Record list —
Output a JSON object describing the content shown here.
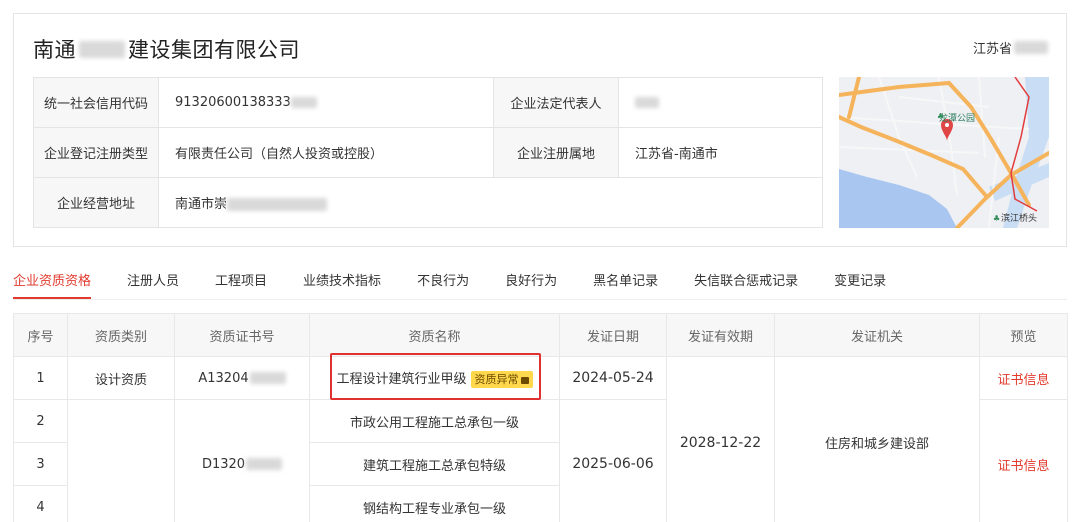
{
  "company": {
    "name_prefix": "南通",
    "name_suffix": "建设集团有限公司",
    "province_prefix": "江苏省"
  },
  "info": {
    "credit_code_label": "统一社会信用代码",
    "credit_code_value": "91320600138333",
    "legal_rep_label": "企业法定代表人",
    "reg_type_label": "企业登记注册类型",
    "reg_type_value": "有限责任公司（自然人投资或控股）",
    "reg_place_label": "企业注册属地",
    "reg_place_value": "江苏省-南通市",
    "address_label": "企业经营地址",
    "address_value": "南通市崇"
  },
  "map": {
    "poi1": "龙潭公园",
    "poi2": "滨江桥头"
  },
  "tabs": [
    "企业资质资格",
    "注册人员",
    "工程项目",
    "业绩技术指标",
    "不良行为",
    "良好行为",
    "黑名单记录",
    "失信联合惩戒记录",
    "变更记录"
  ],
  "table": {
    "headers": [
      "序号",
      "资质类别",
      "资质证书号",
      "资质名称",
      "发证日期",
      "发证有效期",
      "发证机关",
      "预览"
    ],
    "rows": [
      {
        "no": "1",
        "category": "设计资质",
        "cert_no": "A13204",
        "name": "工程设计建筑行业甲级",
        "badge": "资质异常",
        "issue_date": "2024-05-24",
        "preview": "证书信息"
      },
      {
        "no": "2",
        "name": "市政公用工程施工总承包一级"
      },
      {
        "no": "3",
        "cert_no": "D1320",
        "name": "建筑工程施工总承包特级",
        "issue_date": "2025-06-06",
        "preview": "证书信息"
      },
      {
        "no": "4",
        "name": "钢结构工程专业承包一级"
      }
    ],
    "valid_until": "2028-12-22",
    "authority": "住房和城乡建设部"
  },
  "colors": {
    "accent": "#e23b2e",
    "badge_bg": "#ffd84d",
    "highlight": "#e03131"
  }
}
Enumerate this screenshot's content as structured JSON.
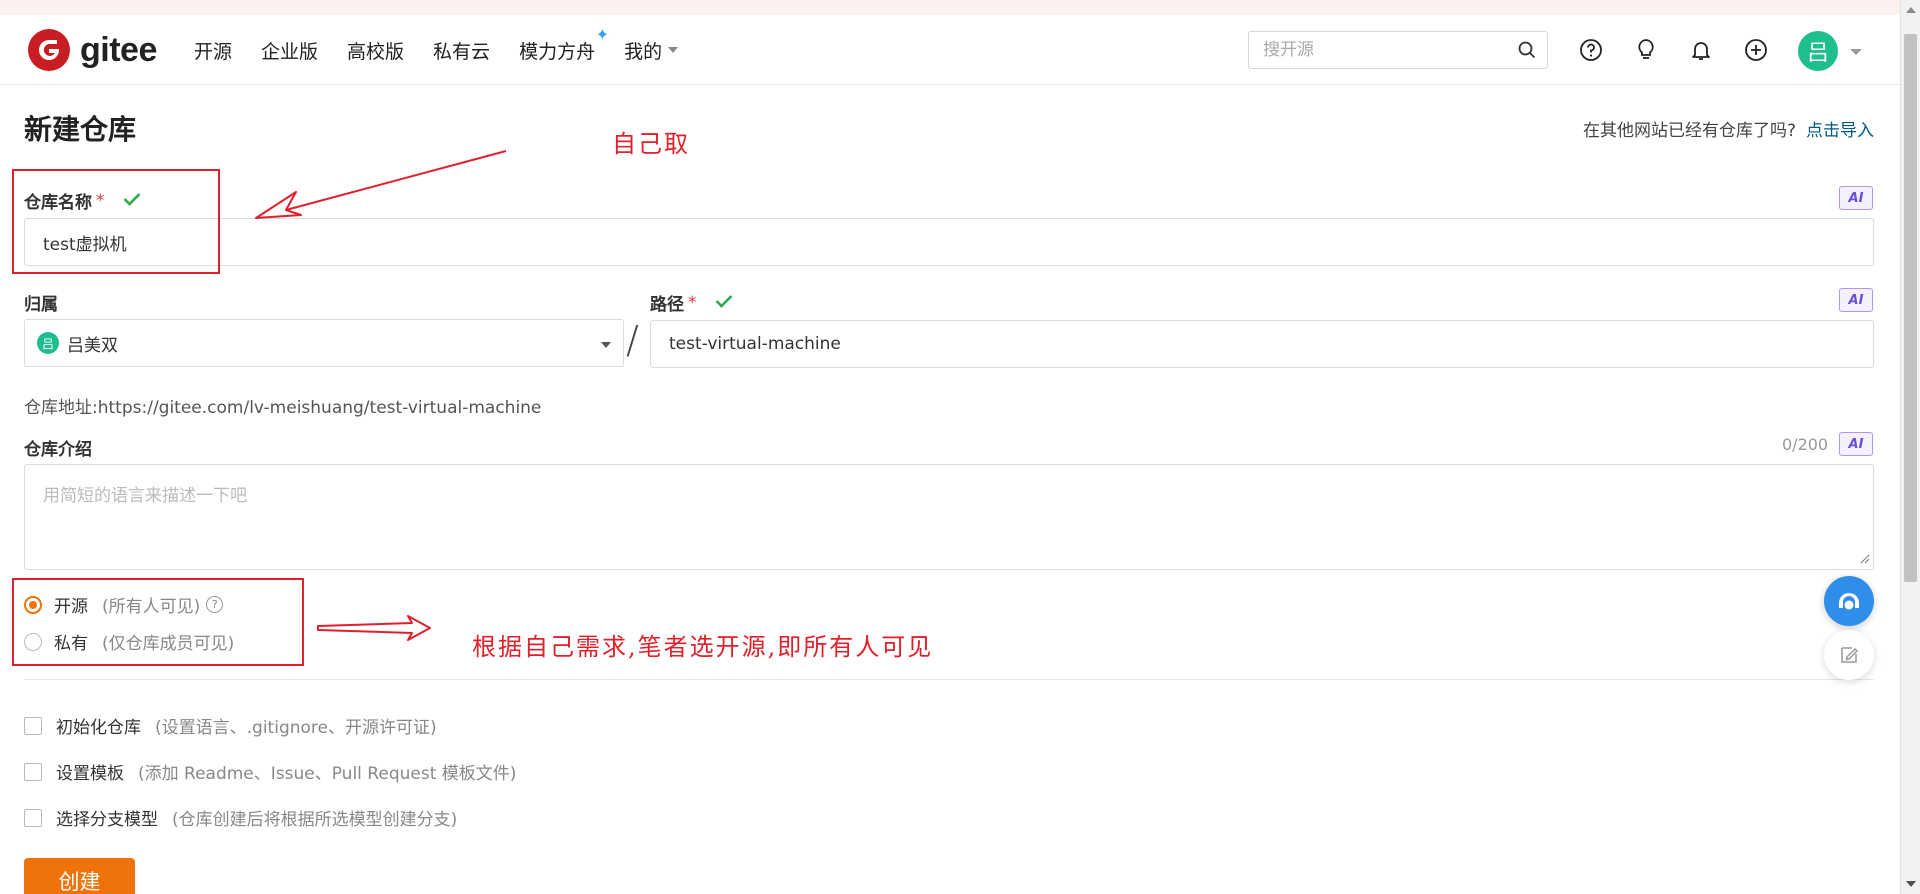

Exercise goal — Pick out and copy the lines of the material that include the word "JSON".

Task result —
Output a JSON object describing the content shown here.
Enumerate this screenshot's content as structured JSON.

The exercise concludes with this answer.